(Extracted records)
— Start —

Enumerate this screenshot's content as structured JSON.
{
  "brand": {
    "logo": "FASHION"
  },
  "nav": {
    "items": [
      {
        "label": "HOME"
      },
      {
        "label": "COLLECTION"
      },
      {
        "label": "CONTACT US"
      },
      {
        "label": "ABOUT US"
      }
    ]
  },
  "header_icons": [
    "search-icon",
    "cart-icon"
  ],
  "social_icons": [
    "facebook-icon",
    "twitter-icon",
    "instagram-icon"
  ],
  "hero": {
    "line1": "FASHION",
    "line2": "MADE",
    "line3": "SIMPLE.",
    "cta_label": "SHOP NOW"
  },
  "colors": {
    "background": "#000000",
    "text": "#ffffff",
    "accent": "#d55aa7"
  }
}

— End —

Problem description | Write out the entries in full, exactly as given.

Answer for the task |
Enumerate this screenshot's content as structured JSON.
{
  "brand": {
    "logo": "FASHION"
  },
  "nav": {
    "items": [
      {
        "label": "HOME"
      },
      {
        "label": "COLLECTION"
      },
      {
        "label": "CONTACT US"
      },
      {
        "label": "ABOUT US"
      }
    ]
  },
  "header_icons": [
    "search-icon",
    "cart-icon"
  ],
  "social_icons": [
    "facebook-icon",
    "twitter-icon",
    "instagram-icon"
  ],
  "hero": {
    "line1": "FASHION",
    "line2": "MADE",
    "line3": "SIMPLE.",
    "cta_label": "SHOP NOW"
  },
  "colors": {
    "background": "#000000",
    "text": "#ffffff",
    "accent": "#d55aa7"
  }
}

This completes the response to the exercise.